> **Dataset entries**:
########################################

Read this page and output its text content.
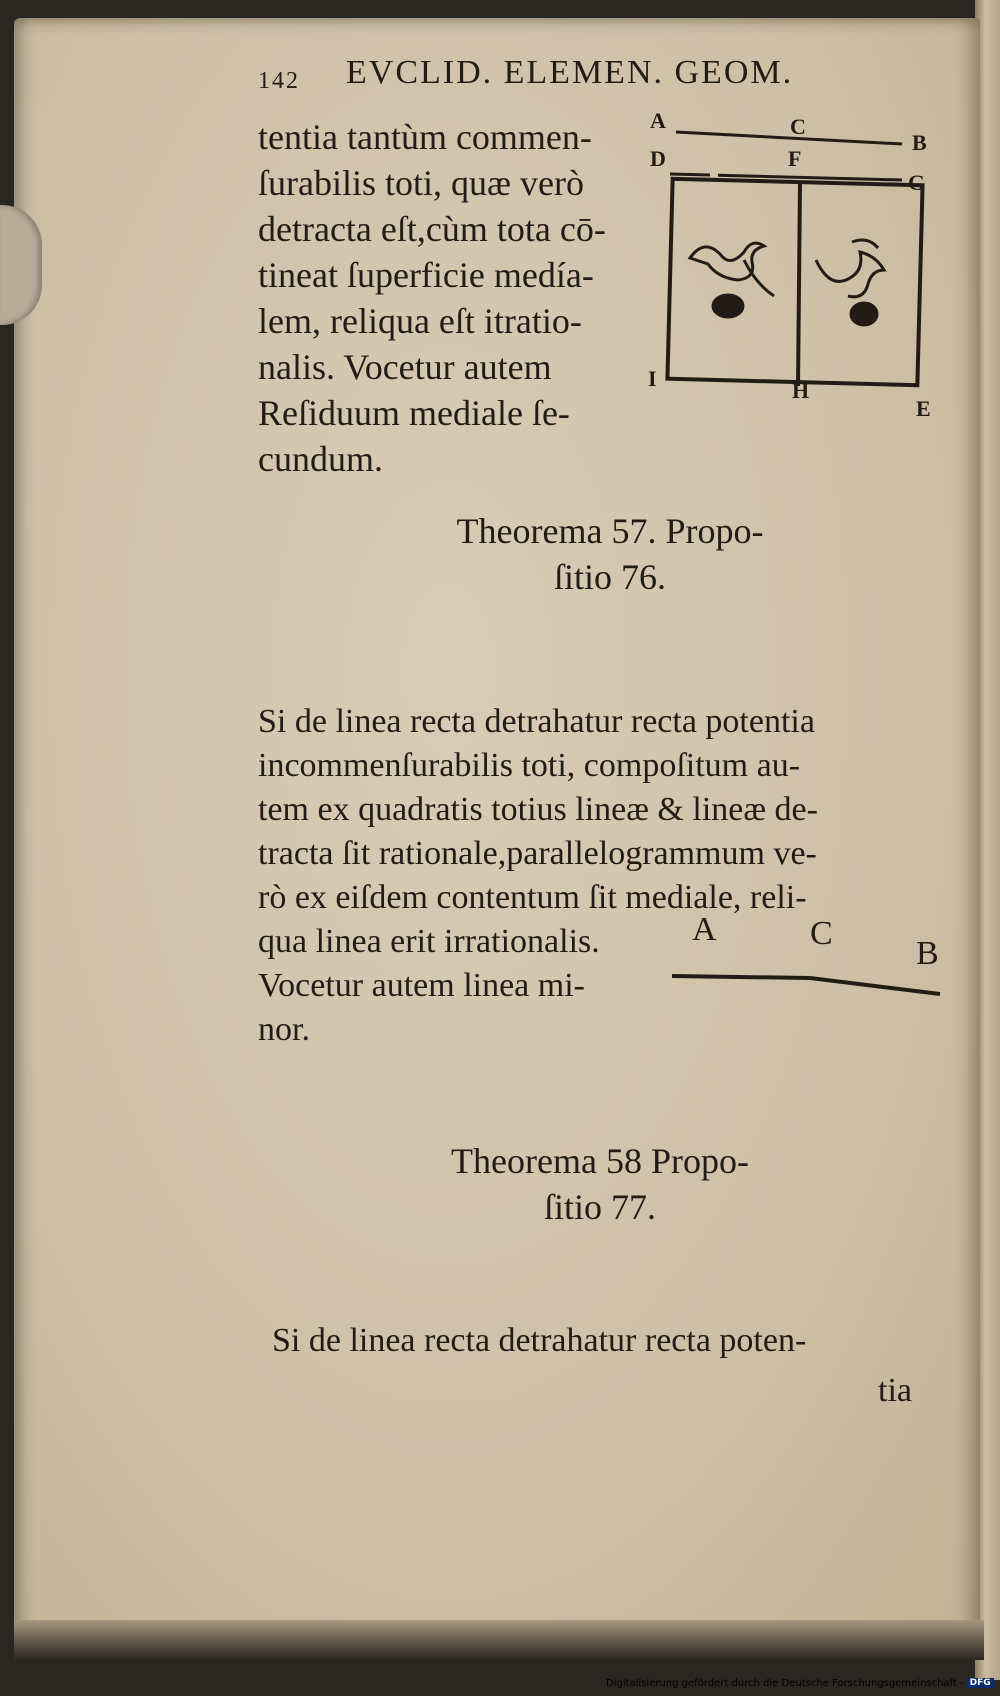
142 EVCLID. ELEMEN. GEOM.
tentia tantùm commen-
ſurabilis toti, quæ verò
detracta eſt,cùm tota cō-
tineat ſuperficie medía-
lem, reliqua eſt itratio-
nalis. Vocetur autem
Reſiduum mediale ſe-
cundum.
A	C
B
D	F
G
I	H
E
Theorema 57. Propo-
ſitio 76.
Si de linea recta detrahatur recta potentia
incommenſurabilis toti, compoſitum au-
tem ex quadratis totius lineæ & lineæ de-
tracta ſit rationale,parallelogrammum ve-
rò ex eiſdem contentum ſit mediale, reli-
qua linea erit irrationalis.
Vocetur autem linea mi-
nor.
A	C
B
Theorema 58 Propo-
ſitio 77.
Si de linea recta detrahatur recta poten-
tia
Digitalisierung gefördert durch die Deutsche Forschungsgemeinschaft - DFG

########################################

> **Exercise aim**: Scan the entries above for the word "detrahatur" and collect each line holding it.

> **Correct result**:
Si de linea recta detrahatur recta potentia
Si de linea recta detrahatur recta poten-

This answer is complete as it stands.